* YOUR INSTRUCTIONS: Could you give these lines again with every "x-tick-label" swapped for "x-axis-label" across all the data, leaving everything else unchanged?

(Data records)
______
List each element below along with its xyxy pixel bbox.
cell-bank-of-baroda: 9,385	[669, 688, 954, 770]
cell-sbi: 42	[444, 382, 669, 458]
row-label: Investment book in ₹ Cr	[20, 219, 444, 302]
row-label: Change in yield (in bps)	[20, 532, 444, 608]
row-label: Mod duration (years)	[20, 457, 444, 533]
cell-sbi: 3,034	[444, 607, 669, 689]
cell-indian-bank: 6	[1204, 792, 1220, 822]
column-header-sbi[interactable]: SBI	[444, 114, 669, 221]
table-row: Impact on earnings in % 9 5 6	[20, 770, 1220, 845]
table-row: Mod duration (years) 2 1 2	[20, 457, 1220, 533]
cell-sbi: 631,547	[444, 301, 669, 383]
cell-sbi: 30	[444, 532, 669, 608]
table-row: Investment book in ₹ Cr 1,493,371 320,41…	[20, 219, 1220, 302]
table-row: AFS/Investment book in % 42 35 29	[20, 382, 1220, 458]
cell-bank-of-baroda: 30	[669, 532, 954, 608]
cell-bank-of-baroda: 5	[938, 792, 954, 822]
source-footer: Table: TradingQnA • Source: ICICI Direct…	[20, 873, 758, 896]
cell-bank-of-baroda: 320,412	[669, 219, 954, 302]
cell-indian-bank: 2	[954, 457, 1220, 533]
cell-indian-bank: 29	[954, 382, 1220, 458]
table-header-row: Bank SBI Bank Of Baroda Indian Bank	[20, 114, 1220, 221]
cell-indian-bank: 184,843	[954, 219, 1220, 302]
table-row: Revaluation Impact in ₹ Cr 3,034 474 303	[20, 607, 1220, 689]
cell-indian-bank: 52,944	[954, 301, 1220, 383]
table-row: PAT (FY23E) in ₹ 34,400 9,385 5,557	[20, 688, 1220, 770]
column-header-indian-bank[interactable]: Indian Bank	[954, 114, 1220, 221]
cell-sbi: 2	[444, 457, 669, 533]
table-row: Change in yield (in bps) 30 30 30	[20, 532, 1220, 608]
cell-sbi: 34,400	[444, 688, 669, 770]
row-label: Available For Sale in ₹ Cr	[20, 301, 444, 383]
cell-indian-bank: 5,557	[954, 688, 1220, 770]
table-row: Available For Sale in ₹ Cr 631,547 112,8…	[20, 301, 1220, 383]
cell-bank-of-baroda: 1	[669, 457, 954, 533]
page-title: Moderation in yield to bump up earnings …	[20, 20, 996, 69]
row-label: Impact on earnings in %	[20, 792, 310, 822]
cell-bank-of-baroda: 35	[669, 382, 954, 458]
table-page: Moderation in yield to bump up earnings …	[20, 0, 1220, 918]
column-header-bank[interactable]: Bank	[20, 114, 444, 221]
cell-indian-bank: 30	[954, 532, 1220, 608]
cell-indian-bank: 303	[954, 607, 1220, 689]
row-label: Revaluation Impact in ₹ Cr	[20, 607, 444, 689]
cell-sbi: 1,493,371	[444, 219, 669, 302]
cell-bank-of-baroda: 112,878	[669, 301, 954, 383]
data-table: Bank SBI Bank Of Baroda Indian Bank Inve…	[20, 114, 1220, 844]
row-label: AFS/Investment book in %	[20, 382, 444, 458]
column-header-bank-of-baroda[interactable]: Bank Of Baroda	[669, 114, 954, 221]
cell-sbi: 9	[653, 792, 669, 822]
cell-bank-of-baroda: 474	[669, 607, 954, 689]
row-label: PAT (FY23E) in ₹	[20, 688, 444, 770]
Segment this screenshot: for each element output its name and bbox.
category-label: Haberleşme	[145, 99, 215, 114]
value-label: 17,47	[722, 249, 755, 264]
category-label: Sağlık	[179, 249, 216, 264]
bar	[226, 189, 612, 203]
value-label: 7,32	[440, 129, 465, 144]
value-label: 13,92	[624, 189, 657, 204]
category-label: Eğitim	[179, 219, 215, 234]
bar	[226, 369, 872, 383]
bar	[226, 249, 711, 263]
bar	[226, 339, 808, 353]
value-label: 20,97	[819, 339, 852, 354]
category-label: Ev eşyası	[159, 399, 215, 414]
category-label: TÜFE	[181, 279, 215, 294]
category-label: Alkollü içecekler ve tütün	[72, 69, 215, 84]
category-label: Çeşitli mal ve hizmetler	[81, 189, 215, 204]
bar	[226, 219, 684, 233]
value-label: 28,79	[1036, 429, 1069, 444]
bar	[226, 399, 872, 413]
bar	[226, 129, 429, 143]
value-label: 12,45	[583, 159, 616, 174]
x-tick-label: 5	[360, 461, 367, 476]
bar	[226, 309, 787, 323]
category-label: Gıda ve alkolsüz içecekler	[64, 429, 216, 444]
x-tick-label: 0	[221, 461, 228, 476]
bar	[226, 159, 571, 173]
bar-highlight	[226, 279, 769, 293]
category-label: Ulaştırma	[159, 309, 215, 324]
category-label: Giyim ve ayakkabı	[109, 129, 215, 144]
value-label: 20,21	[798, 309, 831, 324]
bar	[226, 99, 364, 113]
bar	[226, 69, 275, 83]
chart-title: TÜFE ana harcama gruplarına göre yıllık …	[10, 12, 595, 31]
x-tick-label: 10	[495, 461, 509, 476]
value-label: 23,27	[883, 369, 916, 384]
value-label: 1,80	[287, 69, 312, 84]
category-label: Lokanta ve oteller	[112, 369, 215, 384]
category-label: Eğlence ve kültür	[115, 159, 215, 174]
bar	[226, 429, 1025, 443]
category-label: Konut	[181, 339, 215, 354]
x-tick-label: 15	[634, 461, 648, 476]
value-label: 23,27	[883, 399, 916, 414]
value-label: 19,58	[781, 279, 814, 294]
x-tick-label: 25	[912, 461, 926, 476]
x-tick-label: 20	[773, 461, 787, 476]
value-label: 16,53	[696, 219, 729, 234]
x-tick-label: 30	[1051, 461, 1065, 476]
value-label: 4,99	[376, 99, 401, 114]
______
* SOLUTION TO THE EXERCISE:
List each element below along with its xyxy pixel bbox.
cell-bank-of-baroda: 9,385	[669, 688, 954, 770]
cell-sbi: 42	[444, 382, 669, 458]
row-label: Investment book in ₹ Cr	[20, 219, 444, 302]
row-label: Change in yield (in bps)	[20, 532, 444, 608]
row-label: Mod duration (years)	[20, 457, 444, 533]
cell-sbi: 3,034	[444, 607, 669, 689]
cell-indian-bank: 6	[1204, 792, 1220, 822]
column-header-sbi[interactable]: SBI	[444, 114, 669, 221]
table-row: Impact on earnings in % 9 5 6	[20, 770, 1220, 845]
table-row: Mod duration (years) 2 1 2	[20, 457, 1220, 533]
cell-sbi: 631,547	[444, 301, 669, 383]
cell-sbi: 30	[444, 532, 669, 608]
table-row: Investment book in ₹ Cr 1,493,371 320,41…	[20, 219, 1220, 302]
table-row: AFS/Investment book in % 42 35 29	[20, 382, 1220, 458]
cell-bank-of-baroda: 30	[669, 532, 954, 608]
cell-bank-of-baroda: 5	[938, 792, 954, 822]
source-footer: Table: TradingQnA • Source: ICICI Direct…	[20, 873, 758, 896]
cell-bank-of-baroda: 320,412	[669, 219, 954, 302]
cell-indian-bank: 2	[954, 457, 1220, 533]
cell-indian-bank: 29	[954, 382, 1220, 458]
table-header-row: Bank SBI Bank Of Baroda Indian Bank	[20, 114, 1220, 221]
cell-indian-bank: 184,843	[954, 219, 1220, 302]
table-row: Revaluation Impact in ₹ Cr 3,034 474 303	[20, 607, 1220, 689]
cell-indian-bank: 52,944	[954, 301, 1220, 383]
table-row: PAT (FY23E) in ₹ 34,400 9,385 5,557	[20, 688, 1220, 770]
column-header-indian-bank[interactable]: Indian Bank	[954, 114, 1220, 221]
cell-sbi: 2	[444, 457, 669, 533]
table-row: Change in yield (in bps) 30 30 30	[20, 532, 1220, 608]
cell-sbi: 34,400	[444, 688, 669, 770]
row-label: Available For Sale in ₹ Cr	[20, 301, 444, 383]
cell-indian-bank: 5,557	[954, 688, 1220, 770]
table-row: Available For Sale in ₹ Cr 631,547 112,8…	[20, 301, 1220, 383]
cell-bank-of-baroda: 1	[669, 457, 954, 533]
page-title: Moderation in yield to bump up earnings …	[20, 20, 996, 69]
row-label: Impact on earnings in %	[20, 792, 310, 822]
cell-bank-of-baroda: 35	[669, 382, 954, 458]
table-page: Moderation in yield to bump up earnings …	[20, 0, 1220, 918]
column-header-bank[interactable]: Bank	[20, 114, 444, 221]
cell-indian-bank: 30	[954, 532, 1220, 608]
cell-indian-bank: 303	[954, 607, 1220, 689]
row-label: Revaluation Impact in ₹ Cr	[20, 607, 444, 689]
cell-sbi: 1,493,371	[444, 219, 669, 302]
cell-bank-of-baroda: 112,878	[669, 301, 954, 383]
data-table: Bank SBI Bank Of Baroda Indian Bank Inve…	[20, 114, 1220, 844]
row-label: AFS/Investment book in %	[20, 382, 444, 458]
column-header-bank-of-baroda[interactable]: Bank Of Baroda	[669, 114, 954, 221]
cell-sbi: 9	[653, 792, 669, 822]
cell-bank-of-baroda: 474	[669, 607, 954, 689]
row-label: PAT (FY23E) in ₹	[20, 688, 444, 770]
Segment this screenshot: for each element output its name and bbox.
category-label: Haberleşme	[145, 99, 215, 114]
value-label: 17,47	[722, 249, 755, 264]
category-label: Sağlık	[179, 249, 216, 264]
bar	[226, 189, 612, 203]
value-label: 7,32	[440, 129, 465, 144]
value-label: 13,92	[624, 189, 657, 204]
category-label: Eğitim	[179, 219, 215, 234]
bar	[226, 369, 872, 383]
bar	[226, 249, 711, 263]
bar	[226, 339, 808, 353]
value-label: 20,97	[819, 339, 852, 354]
category-label: Ev eşyası	[159, 399, 215, 414]
category-label: TÜFE	[181, 279, 215, 294]
category-label: Alkollü içecekler ve tütün	[72, 69, 215, 84]
category-label: Çeşitli mal ve hizmetler	[81, 189, 215, 204]
bar	[226, 219, 684, 233]
value-label: 28,79	[1036, 429, 1069, 444]
bar	[226, 399, 872, 413]
bar	[226, 129, 429, 143]
value-label: 12,45	[583, 159, 616, 174]
x-axis-label: 5	[360, 461, 367, 476]
bar	[226, 309, 787, 323]
category-label: Gıda ve alkolsüz içecekler	[64, 429, 216, 444]
x-axis-label: 0	[221, 461, 228, 476]
bar	[226, 159, 571, 173]
bar-highlight	[226, 279, 769, 293]
category-label: Ulaştırma	[159, 309, 215, 324]
category-label: Giyim ve ayakkabı	[109, 129, 215, 144]
value-label: 20,21	[798, 309, 831, 324]
bar	[226, 99, 364, 113]
bar	[226, 69, 275, 83]
chart-title: TÜFE ana harcama gruplarına göre yıllık …	[10, 12, 595, 31]
x-axis-label: 10	[495, 461, 509, 476]
value-label: 23,27	[883, 369, 916, 384]
value-label: 1,80	[287, 69, 312, 84]
category-label: Lokanta ve oteller	[112, 369, 215, 384]
category-label: Eğlence ve kültür	[115, 159, 215, 174]
bar	[226, 429, 1025, 443]
category-label: Konut	[181, 339, 215, 354]
x-axis-label: 15	[634, 461, 648, 476]
value-label: 23,27	[883, 399, 916, 414]
value-label: 19,58	[781, 279, 814, 294]
x-axis-label: 25	[912, 461, 926, 476]
x-axis-label: 20	[773, 461, 787, 476]
value-label: 16,53	[696, 219, 729, 234]
x-axis-label: 30	[1051, 461, 1065, 476]
value-label: 4,99	[376, 99, 401, 114]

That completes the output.